### Given instruction
Return the complete listing that follows, with each line reproduced exactly.

### Data for this task
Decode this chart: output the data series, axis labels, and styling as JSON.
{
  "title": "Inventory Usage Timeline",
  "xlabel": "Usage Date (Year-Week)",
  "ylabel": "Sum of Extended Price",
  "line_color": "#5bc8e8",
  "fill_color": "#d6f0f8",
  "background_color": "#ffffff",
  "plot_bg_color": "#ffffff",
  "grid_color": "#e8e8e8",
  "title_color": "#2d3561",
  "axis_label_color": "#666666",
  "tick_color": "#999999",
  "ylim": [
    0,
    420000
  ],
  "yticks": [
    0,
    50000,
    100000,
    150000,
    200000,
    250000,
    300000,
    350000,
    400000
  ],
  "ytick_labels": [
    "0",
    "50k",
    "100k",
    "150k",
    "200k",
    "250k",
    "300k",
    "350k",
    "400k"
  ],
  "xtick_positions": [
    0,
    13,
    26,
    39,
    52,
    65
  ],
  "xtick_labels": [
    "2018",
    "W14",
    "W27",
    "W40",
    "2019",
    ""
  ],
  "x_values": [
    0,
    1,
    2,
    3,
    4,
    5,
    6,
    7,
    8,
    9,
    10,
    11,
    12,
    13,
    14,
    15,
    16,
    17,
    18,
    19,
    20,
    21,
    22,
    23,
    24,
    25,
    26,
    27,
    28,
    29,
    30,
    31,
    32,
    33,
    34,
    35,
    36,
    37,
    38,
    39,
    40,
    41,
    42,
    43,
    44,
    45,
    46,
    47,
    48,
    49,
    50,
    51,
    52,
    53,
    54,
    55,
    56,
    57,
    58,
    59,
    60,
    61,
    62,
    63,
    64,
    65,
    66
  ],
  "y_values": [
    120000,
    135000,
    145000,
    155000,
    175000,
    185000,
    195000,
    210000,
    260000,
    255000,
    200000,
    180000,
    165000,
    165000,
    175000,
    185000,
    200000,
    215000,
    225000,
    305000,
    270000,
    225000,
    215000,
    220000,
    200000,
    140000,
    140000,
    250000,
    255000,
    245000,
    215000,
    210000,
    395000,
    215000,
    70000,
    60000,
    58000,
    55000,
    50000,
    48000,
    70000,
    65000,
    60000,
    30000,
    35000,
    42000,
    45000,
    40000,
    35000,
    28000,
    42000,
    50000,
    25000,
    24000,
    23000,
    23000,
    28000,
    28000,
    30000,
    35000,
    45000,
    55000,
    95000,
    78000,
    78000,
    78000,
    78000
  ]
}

### Output for this task
Decode this chart: output the data series, axis labels, and styling as JSON.
{
  "title": "Inventory Usage Timeline",
  "xlabel": "Usage Date (Year-Week)",
  "ylabel": "Sum of Extended Price",
  "line_color": "#5bc8e8",
  "fill_color": "#d6f0f8",
  "background_color": "#ffffff",
  "plot_bg_color": "#ffffff",
  "grid_color": "#e8e8e8",
  "title_color": "#2d3561",
  "axis_label_color": "#666666",
  "tick_color": "#999999",
  "ylim": [
    0,
    420000
  ],
  "yticks": [
    0,
    50000,
    100000,
    150000,
    200000,
    250000,
    300000,
    350000,
    400000
  ],
  "ytick_labels": [
    "0",
    "50k",
    "100k",
    "150k",
    "200k",
    "250k",
    "300k",
    "350k",
    "400k"
  ],
  "xtick_positions": [
    0,
    13,
    26,
    39,
    52,
    65
  ],
  "xtick_labels": [
    "2018",
    "W14",
    "W27",
    "W40",
    "2019",
    ""
  ],
  "x_values": [
    0,
    1,
    2,
    3,
    4,
    5,
    6,
    7,
    8,
    9,
    10,
    11,
    12,
    13,
    14,
    15,
    16,
    17,
    18,
    19,
    20,
    21,
    22,
    23,
    24,
    25,
    26,
    27,
    28,
    29,
    30,
    31,
    32,
    33,
    34,
    35,
    36,
    37,
    38,
    39,
    40,
    41,
    42,
    43,
    44,
    45,
    46,
    47,
    48,
    49,
    50,
    51,
    52,
    53,
    54,
    55,
    56,
    57,
    58,
    59,
    60,
    61,
    62,
    63,
    64,
    65,
    66
  ],
  "y_values": [
    120000,
    135000,
    145000,
    155000,
    175000,
    185000,
    195000,
    210000,
    260000,
    255000,
    200000,
    180000,
    165000,
    165000,
    175000,
    185000,
    200000,
    215000,
    225000,
    305000,
    270000,
    225000,
    215000,
    220000,
    200000,
    140000,
    140000,
    250000,
    255000,
    245000,
    215000,
    210000,
    395000,
    215000,
    70000,
    60000,
    58000,
    55000,
    50000,
    48000,
    70000,
    65000,
    60000,
    30000,
    35000,
    42000,
    45000,
    40000,
    35000,
    28000,
    42000,
    50000,
    25000,
    24000,
    23000,
    23000,
    28000,
    28000,
    30000,
    35000,
    45000,
    55000,
    95000,
    78000,
    78000,
    78000,
    78000
  ]
}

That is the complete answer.